Word for word, repeat the entries, minus the pictures.

[Data entries for graphics]

================

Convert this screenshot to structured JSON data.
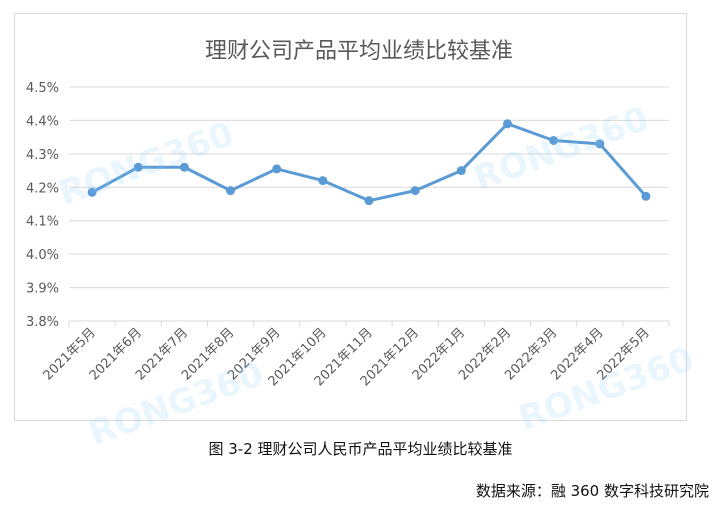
{
  "chart_data": {
    "type": "line",
    "title": "理财公司产品平均业绩比较基准",
    "categories": [
      "2021年5月",
      "2021年6月",
      "2021年7月",
      "2021年8月",
      "2021年9月",
      "2021年10月",
      "2021年11月",
      "2021年12月",
      "2022年1月",
      "2022年2月",
      "2022年3月",
      "2022年4月",
      "2022年5月"
    ],
    "values": [
      4.185,
      4.26,
      4.26,
      4.19,
      4.255,
      4.22,
      4.16,
      4.19,
      4.25,
      4.39,
      4.34,
      4.33,
      4.173
    ],
    "y_ticks": [
      "3.8%",
      "3.9%",
      "4.0%",
      "4.1%",
      "4.2%",
      "4.3%",
      "4.4%",
      "4.5%"
    ],
    "ylim": [
      3.8,
      4.5
    ],
    "grid": true,
    "legend": "none",
    "line_color": "#5b9bd5",
    "axis_color": "#d9d9d9"
  },
  "caption": "图 3-2 理财公司人民币产品平均业绩比较基准",
  "source": "数据来源：融 360 数字科技研究院",
  "watermark": "RONG360"
}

================

• Output for this task
Convert this screenshot to structured JSON data.
{
  "chart_data": {
    "type": "line",
    "title": "理财公司产品平均业绩比较基准",
    "categories": [
      "2021年5月",
      "2021年6月",
      "2021年7月",
      "2021年8月",
      "2021年9月",
      "2021年10月",
      "2021年11月",
      "2021年12月",
      "2022年1月",
      "2022年2月",
      "2022年3月",
      "2022年4月",
      "2022年5月"
    ],
    "values": [
      4.185,
      4.26,
      4.26,
      4.19,
      4.255,
      4.22,
      4.16,
      4.19,
      4.25,
      4.39,
      4.34,
      4.33,
      4.173
    ],
    "y_ticks": [
      "3.8%",
      "3.9%",
      "4.0%",
      "4.1%",
      "4.2%",
      "4.3%",
      "4.4%",
      "4.5%"
    ],
    "ylim": [
      3.8,
      4.5
    ],
    "grid": true,
    "legend": "none",
    "line_color": "#5b9bd5",
    "axis_color": "#d9d9d9"
  },
  "caption": "图 3-2 理财公司人民币产品平均业绩比较基准",
  "source": "数据来源：融 360 数字科技研究院",
  "watermark": "RONG360"
}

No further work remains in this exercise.